Write out the material exactly, with the pictures left out.

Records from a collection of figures
----

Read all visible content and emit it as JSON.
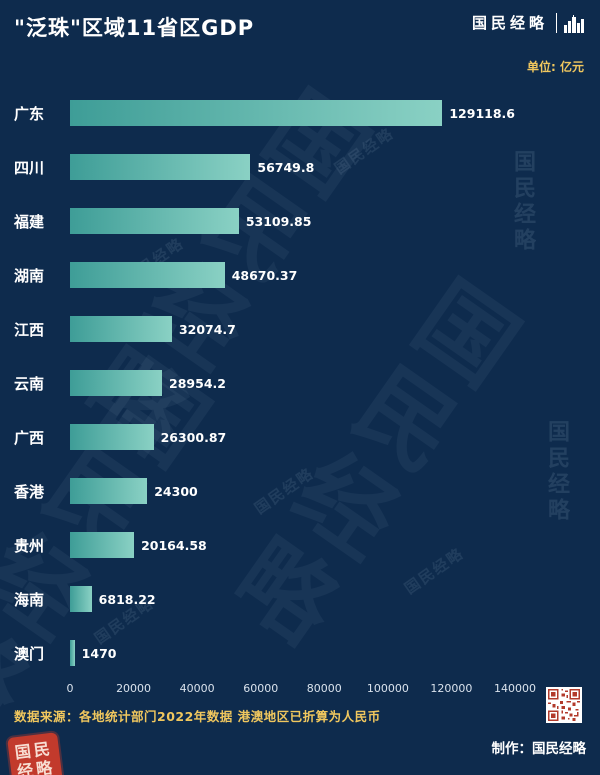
{
  "header": {
    "title": "\"泛珠\"区域11省区GDP",
    "brand": "国民经略",
    "unit_label": "单位: 亿元"
  },
  "chart_data": {
    "type": "bar",
    "orientation": "horizontal",
    "title": "\"泛珠\"区域11省区GDP",
    "unit": "亿元",
    "categories": [
      "广东",
      "四川",
      "福建",
      "湖南",
      "江西",
      "云南",
      "广西",
      "香港",
      "贵州",
      "海南",
      "澳门"
    ],
    "values": [
      129118.6,
      56749.8,
      53109.85,
      48670.37,
      32074.7,
      28954.2,
      26300.87,
      24300,
      20164.58,
      6818.22,
      1470
    ],
    "value_labels": [
      "129118.6",
      "56749.8",
      "53109.85",
      "48670.37",
      "32074.7",
      "28954.2",
      "26300.87",
      "24300",
      "20164.58",
      "6818.22",
      "1470"
    ],
    "xlim": [
      0,
      140000
    ],
    "x_ticks": [
      "0",
      "20000",
      "40000",
      "60000",
      "80000",
      "100000",
      "120000",
      "140000"
    ],
    "grid": "off",
    "legend": "none"
  },
  "footer": {
    "source": "数据来源：各地统计部门2022年数据  港澳地区已折算为人民币",
    "credit": "制作：国民经略",
    "seal_line1": "国民",
    "seal_line2": "经略"
  },
  "watermark": {
    "text": "国民经略"
  },
  "colors": {
    "background": "#0e2b4d",
    "bar_start": "#3e9d97",
    "bar_end": "#8ad1c4",
    "accent_yellow": "#f0c75e",
    "seal_red": "#c23a2c",
    "text": "#ffffff",
    "tick_text": "#d9e2ec"
  }
}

----

WRITTEN SOLUTION
Read all visible content and emit it as JSON.
{
  "header": {
    "title": "\"泛珠\"区域11省区GDP",
    "brand": "国民经略",
    "unit_label": "单位: 亿元"
  },
  "chart_data": {
    "type": "bar",
    "orientation": "horizontal",
    "title": "\"泛珠\"区域11省区GDP",
    "unit": "亿元",
    "categories": [
      "广东",
      "四川",
      "福建",
      "湖南",
      "江西",
      "云南",
      "广西",
      "香港",
      "贵州",
      "海南",
      "澳门"
    ],
    "values": [
      129118.6,
      56749.8,
      53109.85,
      48670.37,
      32074.7,
      28954.2,
      26300.87,
      24300,
      20164.58,
      6818.22,
      1470
    ],
    "value_labels": [
      "129118.6",
      "56749.8",
      "53109.85",
      "48670.37",
      "32074.7",
      "28954.2",
      "26300.87",
      "24300",
      "20164.58",
      "6818.22",
      "1470"
    ],
    "xlim": [
      0,
      140000
    ],
    "x_ticks": [
      "0",
      "20000",
      "40000",
      "60000",
      "80000",
      "100000",
      "120000",
      "140000"
    ],
    "grid": "off",
    "legend": "none"
  },
  "footer": {
    "source": "数据来源：各地统计部门2022年数据  港澳地区已折算为人民币",
    "credit": "制作：国民经略",
    "seal_line1": "国民",
    "seal_line2": "经略"
  },
  "watermark": {
    "text": "国民经略"
  },
  "colors": {
    "background": "#0e2b4d",
    "bar_start": "#3e9d97",
    "bar_end": "#8ad1c4",
    "accent_yellow": "#f0c75e",
    "seal_red": "#c23a2c",
    "text": "#ffffff",
    "tick_text": "#d9e2ec"
  }
}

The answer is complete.